■ Instruction ■
Skip any picture you find and retype all the remaining lines exactly.

■ Task data ■
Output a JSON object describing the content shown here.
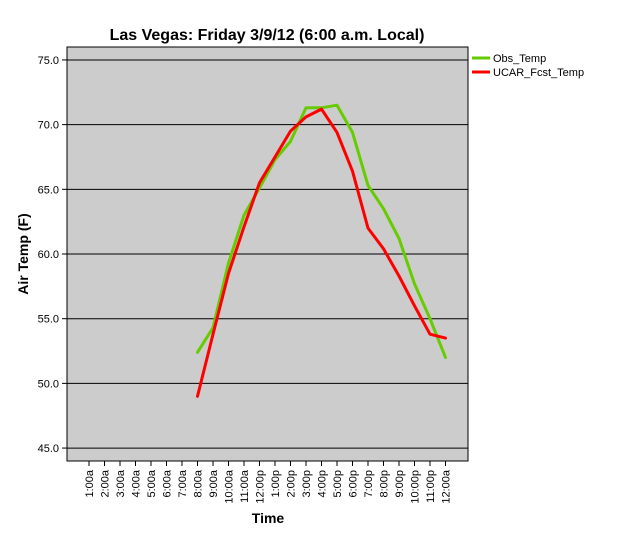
{
  "chart_data": {
    "type": "line",
    "title": "Las Vegas: Friday 3/9/12 (6:00 a.m. Local)",
    "xlabel": "Time",
    "ylabel": "Air Temp (F)",
    "ylim": [
      44,
      76
    ],
    "yticks": [
      "45.0",
      "50.0",
      "55.0",
      "60.0",
      "65.0",
      "70.0",
      "75.0"
    ],
    "grid": "horizontal",
    "legend_position": "top-right",
    "background_color": "#cccccc",
    "categories": [
      "1:00a",
      "2:00a",
      "3:00a",
      "4:00a",
      "5:00a",
      "6:00a",
      "7:00a",
      "8:00a",
      "9:00a",
      "10:00a",
      "11:00a",
      "12:00p",
      "1:00p",
      "2:00p",
      "3:00p",
      "4:00p",
      "5:00p",
      "6:00p",
      "7:00p",
      "8:00p",
      "9:00p",
      "10:00p",
      "11:00p",
      "12:00a"
    ],
    "series": [
      {
        "name": "Obs_Temp",
        "color": "#66cc00",
        "values": [
          null,
          null,
          null,
          null,
          null,
          null,
          null,
          52.4,
          54.3,
          59.3,
          63.0,
          65.1,
          67.3,
          68.7,
          71.3,
          71.3,
          71.5,
          69.4,
          65.3,
          63.5,
          61.2,
          57.7,
          55.0,
          52.0
        ]
      },
      {
        "name": "UCAR_Fcst_Temp",
        "color": "#ff0000",
        "values": [
          null,
          null,
          null,
          null,
          null,
          null,
          null,
          49.0,
          53.8,
          58.5,
          62.1,
          65.5,
          67.5,
          69.5,
          70.6,
          71.2,
          69.4,
          66.4,
          62.0,
          60.4,
          58.3,
          56.0,
          53.8,
          53.5
        ]
      }
    ]
  }
}
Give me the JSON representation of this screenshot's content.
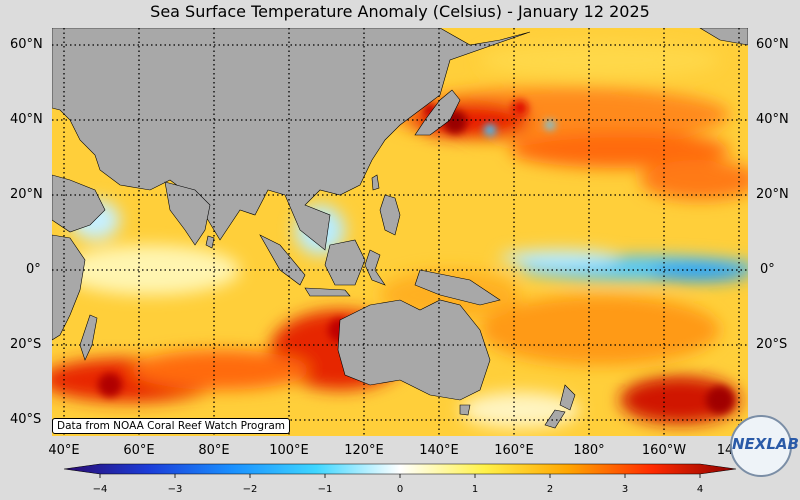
{
  "title": "Sea Surface Temperature Anomaly (Celsius) - January 12 2025",
  "source_note": "Data from NOAA Coral Reef Watch Program",
  "logo_text": "NEXLAB",
  "lat_ticks": [
    "60°N",
    "40°N",
    "20°N",
    "0°",
    "20°S",
    "40°S"
  ],
  "lon_ticks": [
    "40°E",
    "60°E",
    "80°E",
    "100°E",
    "120°E",
    "140°E",
    "160°E",
    "180°",
    "160°W",
    "14"
  ],
  "colorbar": {
    "ticks": [
      "−4",
      "−3",
      "−2",
      "−1",
      "0",
      "1",
      "2",
      "3",
      "4"
    ],
    "range": [
      -4,
      4
    ],
    "colors": [
      "#2b0a6e",
      "#1b3cd8",
      "#1a90ff",
      "#3fd6ff",
      "#ffffff",
      "#fff24a",
      "#ffa500",
      "#ff2a00",
      "#8a0000"
    ]
  },
  "land_color": "#a8a8a8",
  "grid_style": "dotted"
}
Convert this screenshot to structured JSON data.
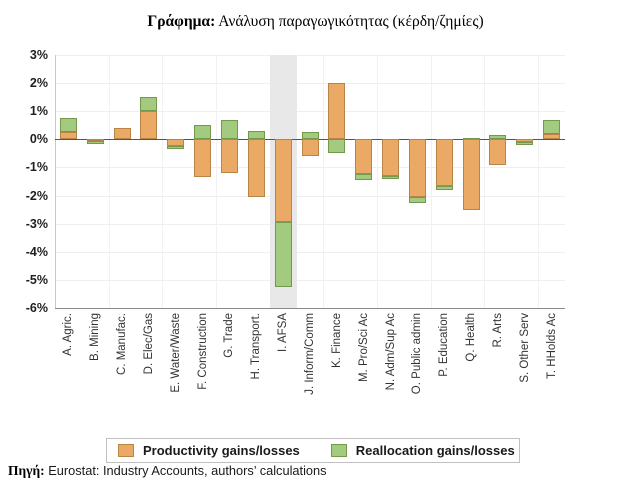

■ Task output ■
Output a JSON object describing the content shown here.
{
  "chart_data": {
    "type": "line",
    "title": "Las Vegas: Friday 3/9/12 (6:00 a.m. Local)",
    "xlabel": "Time",
    "ylabel": "Air Temp (F)",
    "ylim": [
      44,
      76
    ],
    "yticks": [
      "45.0",
      "50.0",
      "55.0",
      "60.0",
      "65.0",
      "70.0",
      "75.0"
    ],
    "grid": "horizontal",
    "legend_position": "top-right",
    "background_color": "#cccccc",
    "categories": [
      "1:00a",
      "2:00a",
      "3:00a",
      "4:00a",
      "5:00a",
      "6:00a",
      "7:00a",
      "8:00a",
      "9:00a",
      "10:00a",
      "11:00a",
      "12:00p",
      "1:00p",
      "2:00p",
      "3:00p",
      "4:00p",
      "5:00p",
      "6:00p",
      "7:00p",
      "8:00p",
      "9:00p",
      "10:00p",
      "11:00p",
      "12:00a"
    ],
    "series": [
      {
        "name": "Obs_Temp",
        "color": "#66cc00",
        "values": [
          null,
          null,
          null,
          null,
          null,
          null,
          null,
          52.4,
          54.3,
          59.3,
          63.0,
          65.1,
          67.3,
          68.7,
          71.3,
          71.3,
          71.5,
          69.4,
          65.3,
          63.5,
          61.2,
          57.7,
          55.0,
          52.0
        ]
      },
      {
        "name": "UCAR_Fcst_Temp",
        "color": "#ff0000",
        "values": [
          null,
          null,
          null,
          null,
          null,
          null,
          null,
          49.0,
          53.8,
          58.5,
          62.1,
          65.5,
          67.5,
          69.5,
          70.6,
          71.2,
          69.4,
          66.4,
          62.0,
          60.4,
          58.3,
          56.0,
          53.8,
          53.5
        ]
      }
    ]
  }
}
Give me the JSON representation of this screenshot's content.
{
  "title": "Sea Surface Temperature Anomaly (Celsius) - January 12 2025",
  "source_note": "Data from NOAA Coral Reef Watch Program",
  "logo_text": "NEXLAB",
  "lat_ticks": [
    "60°N",
    "40°N",
    "20°N",
    "0°",
    "20°S",
    "40°S"
  ],
  "lon_ticks": [
    "40°E",
    "60°E",
    "80°E",
    "100°E",
    "120°E",
    "140°E",
    "160°E",
    "180°",
    "160°W",
    "14"
  ],
  "colorbar": {
    "ticks": [
      "−4",
      "−3",
      "−2",
      "−1",
      "0",
      "1",
      "2",
      "3",
      "4"
    ],
    "range": [
      -4,
      4
    ],
    "colors": [
      "#2b0a6e",
      "#1b3cd8",
      "#1a90ff",
      "#3fd6ff",
      "#ffffff",
      "#fff24a",
      "#ffa500",
      "#ff2a00",
      "#8a0000"
    ]
  },
  "land_color": "#a8a8a8",
  "grid_style": "dotted"
}
Convert this screenshot to structured JSON data.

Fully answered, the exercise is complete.